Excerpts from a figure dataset
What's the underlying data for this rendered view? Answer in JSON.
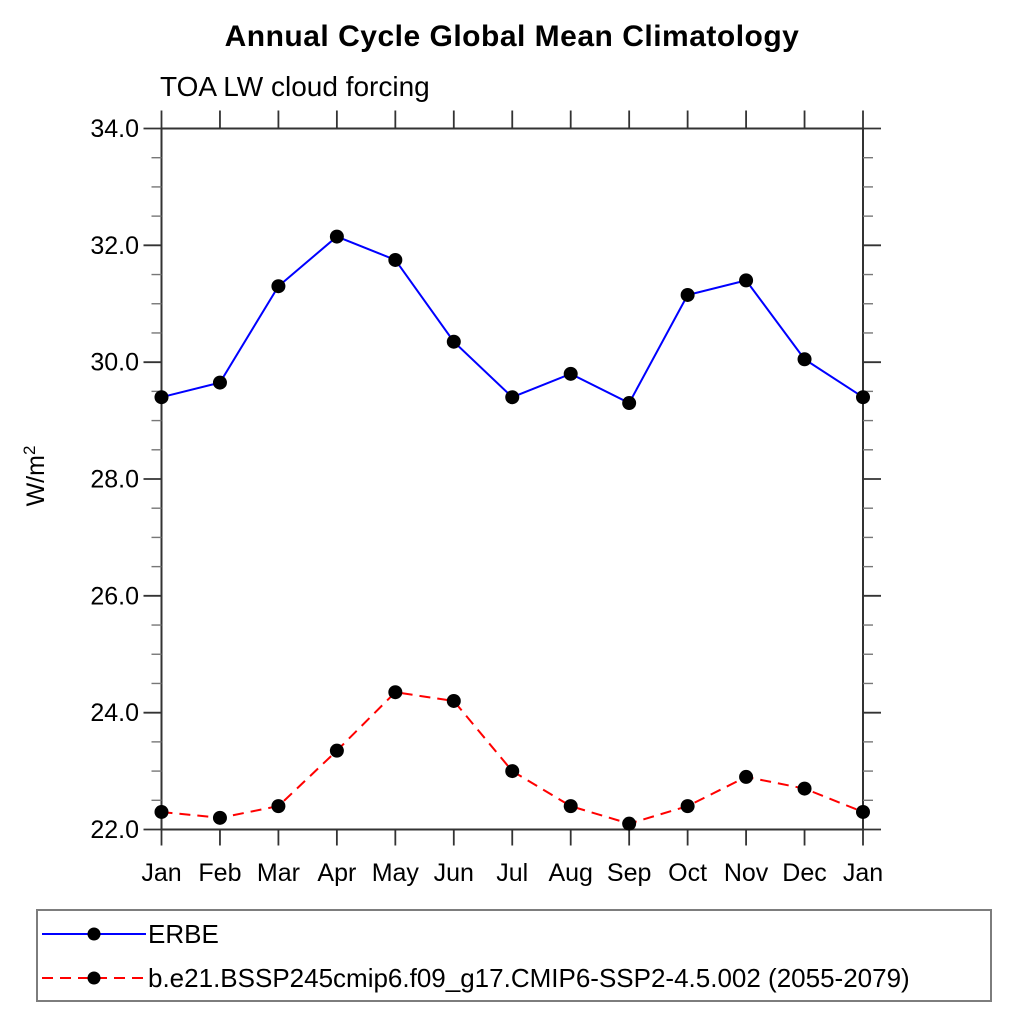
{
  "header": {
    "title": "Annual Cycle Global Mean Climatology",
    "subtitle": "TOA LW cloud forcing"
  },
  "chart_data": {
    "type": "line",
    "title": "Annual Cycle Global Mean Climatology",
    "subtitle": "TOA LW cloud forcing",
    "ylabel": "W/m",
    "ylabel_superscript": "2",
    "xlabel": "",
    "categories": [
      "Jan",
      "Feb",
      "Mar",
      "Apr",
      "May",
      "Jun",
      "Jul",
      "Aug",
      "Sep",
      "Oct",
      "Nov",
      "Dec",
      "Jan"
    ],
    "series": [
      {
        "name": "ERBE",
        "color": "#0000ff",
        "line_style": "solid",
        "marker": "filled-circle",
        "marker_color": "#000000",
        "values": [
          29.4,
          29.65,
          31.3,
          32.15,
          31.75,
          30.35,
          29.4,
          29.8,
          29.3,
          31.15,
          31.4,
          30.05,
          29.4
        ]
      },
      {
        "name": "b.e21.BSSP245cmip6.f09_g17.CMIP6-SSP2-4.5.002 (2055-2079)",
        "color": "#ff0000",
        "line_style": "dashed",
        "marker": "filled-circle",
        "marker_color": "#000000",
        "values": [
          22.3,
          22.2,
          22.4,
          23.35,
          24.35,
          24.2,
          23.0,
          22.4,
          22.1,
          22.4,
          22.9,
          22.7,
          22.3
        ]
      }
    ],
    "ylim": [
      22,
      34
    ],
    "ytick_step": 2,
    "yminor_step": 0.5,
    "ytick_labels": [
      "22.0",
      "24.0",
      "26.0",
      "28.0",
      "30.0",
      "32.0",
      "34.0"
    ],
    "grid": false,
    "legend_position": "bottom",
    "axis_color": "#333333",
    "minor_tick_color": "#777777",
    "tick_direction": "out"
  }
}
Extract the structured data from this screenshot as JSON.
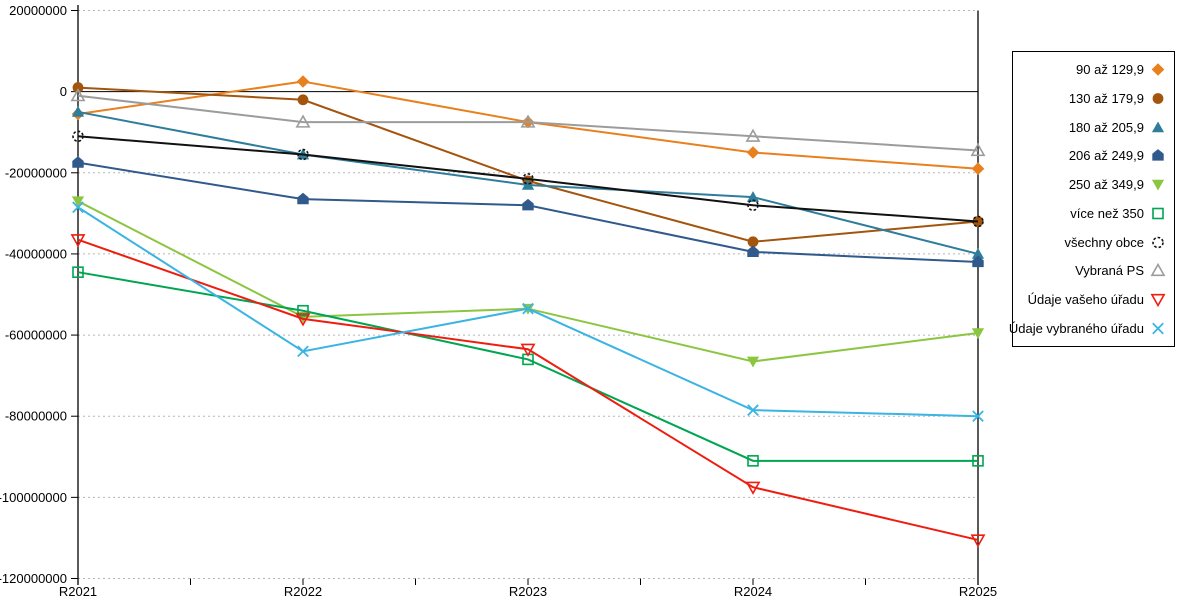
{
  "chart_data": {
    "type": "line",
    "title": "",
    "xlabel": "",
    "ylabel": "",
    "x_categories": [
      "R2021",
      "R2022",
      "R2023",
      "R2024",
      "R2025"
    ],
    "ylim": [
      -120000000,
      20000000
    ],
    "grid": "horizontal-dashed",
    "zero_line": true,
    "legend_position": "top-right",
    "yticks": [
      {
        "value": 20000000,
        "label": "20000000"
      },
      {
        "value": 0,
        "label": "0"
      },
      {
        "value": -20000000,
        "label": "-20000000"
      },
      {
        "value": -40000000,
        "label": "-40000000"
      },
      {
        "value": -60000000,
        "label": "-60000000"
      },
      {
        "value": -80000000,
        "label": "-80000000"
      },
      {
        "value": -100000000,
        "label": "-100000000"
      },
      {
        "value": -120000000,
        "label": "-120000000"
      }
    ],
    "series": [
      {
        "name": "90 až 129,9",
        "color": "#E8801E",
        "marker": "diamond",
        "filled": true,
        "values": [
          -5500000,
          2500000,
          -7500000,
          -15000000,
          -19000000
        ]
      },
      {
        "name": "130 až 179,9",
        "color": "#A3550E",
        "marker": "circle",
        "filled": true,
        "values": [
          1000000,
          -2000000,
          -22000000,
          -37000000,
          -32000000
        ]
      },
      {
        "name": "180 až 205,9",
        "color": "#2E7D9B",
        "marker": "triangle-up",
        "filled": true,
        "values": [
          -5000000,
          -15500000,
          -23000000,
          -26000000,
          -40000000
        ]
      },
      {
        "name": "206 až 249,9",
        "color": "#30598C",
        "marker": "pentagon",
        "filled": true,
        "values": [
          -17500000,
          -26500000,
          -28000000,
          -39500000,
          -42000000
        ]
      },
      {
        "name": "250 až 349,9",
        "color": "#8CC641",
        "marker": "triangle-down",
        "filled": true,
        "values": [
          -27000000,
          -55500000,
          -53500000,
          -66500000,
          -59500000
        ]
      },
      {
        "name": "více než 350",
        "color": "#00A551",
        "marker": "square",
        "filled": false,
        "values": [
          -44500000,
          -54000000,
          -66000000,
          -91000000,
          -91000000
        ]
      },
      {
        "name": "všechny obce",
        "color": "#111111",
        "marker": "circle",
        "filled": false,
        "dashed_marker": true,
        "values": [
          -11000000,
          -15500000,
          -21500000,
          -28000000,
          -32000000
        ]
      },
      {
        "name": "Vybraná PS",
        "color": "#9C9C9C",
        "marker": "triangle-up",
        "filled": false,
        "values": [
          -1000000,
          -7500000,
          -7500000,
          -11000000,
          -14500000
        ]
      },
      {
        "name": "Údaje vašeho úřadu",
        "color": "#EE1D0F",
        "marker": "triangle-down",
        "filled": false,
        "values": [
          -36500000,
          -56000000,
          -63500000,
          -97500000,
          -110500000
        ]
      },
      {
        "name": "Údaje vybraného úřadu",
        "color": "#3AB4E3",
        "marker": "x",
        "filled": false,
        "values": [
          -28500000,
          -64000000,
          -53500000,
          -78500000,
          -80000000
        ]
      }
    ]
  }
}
...
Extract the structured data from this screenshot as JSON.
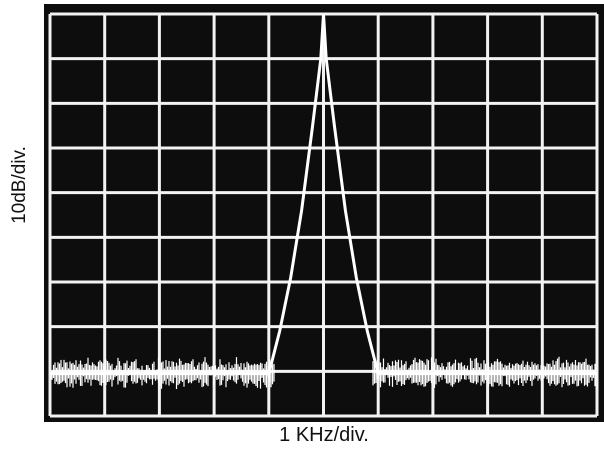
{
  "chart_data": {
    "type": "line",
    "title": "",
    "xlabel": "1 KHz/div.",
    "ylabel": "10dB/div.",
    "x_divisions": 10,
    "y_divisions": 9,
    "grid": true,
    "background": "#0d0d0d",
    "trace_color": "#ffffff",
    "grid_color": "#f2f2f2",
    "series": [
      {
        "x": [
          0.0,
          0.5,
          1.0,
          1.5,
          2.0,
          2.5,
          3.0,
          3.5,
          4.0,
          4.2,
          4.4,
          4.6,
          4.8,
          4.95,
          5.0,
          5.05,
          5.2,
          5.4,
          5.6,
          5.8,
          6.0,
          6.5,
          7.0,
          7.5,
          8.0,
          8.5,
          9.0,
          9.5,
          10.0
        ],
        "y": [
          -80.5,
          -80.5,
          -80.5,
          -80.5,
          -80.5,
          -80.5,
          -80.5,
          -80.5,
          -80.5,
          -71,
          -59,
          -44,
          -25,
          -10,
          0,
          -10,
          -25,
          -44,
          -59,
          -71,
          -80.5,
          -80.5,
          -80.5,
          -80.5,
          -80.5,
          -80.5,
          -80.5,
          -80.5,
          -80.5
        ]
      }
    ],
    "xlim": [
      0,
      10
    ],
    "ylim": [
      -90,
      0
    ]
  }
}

* Exercise requirements
Take every line that includes the string "cloud" and copy it.

* Problem solution
    "subtitle": "TOA LW cloud forcing"
    "subtitle": "TOA LW cloud forcing",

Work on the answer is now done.